Below are some records; work out how many of their lines contain "Contacts" and give the number only.

Dataset records
▬▬▬

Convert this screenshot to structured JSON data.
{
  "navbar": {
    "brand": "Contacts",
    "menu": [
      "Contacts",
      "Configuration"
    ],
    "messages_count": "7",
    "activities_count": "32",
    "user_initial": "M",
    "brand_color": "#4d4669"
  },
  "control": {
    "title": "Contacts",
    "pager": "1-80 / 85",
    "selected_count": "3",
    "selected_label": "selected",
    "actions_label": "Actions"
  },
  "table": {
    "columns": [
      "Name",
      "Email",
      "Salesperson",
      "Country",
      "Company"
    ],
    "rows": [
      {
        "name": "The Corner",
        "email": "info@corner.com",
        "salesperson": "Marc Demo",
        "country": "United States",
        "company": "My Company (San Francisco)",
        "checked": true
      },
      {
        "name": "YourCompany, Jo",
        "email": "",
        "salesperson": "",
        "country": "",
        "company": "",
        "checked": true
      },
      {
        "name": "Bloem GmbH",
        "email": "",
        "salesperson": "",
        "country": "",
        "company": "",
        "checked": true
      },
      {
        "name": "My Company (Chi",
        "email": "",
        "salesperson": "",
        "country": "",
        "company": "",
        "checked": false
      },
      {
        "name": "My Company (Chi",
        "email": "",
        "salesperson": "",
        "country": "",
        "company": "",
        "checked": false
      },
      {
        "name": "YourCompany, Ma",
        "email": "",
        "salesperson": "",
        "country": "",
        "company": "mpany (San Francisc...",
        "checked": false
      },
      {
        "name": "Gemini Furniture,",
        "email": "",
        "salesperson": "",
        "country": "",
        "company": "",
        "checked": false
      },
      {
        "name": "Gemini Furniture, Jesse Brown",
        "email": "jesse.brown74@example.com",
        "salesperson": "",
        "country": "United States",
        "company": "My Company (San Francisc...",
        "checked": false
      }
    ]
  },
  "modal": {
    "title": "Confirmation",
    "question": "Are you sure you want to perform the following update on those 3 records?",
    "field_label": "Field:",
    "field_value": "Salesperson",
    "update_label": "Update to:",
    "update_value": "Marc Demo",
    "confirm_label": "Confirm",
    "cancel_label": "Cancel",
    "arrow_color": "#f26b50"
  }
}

▬▬▬

Response:
3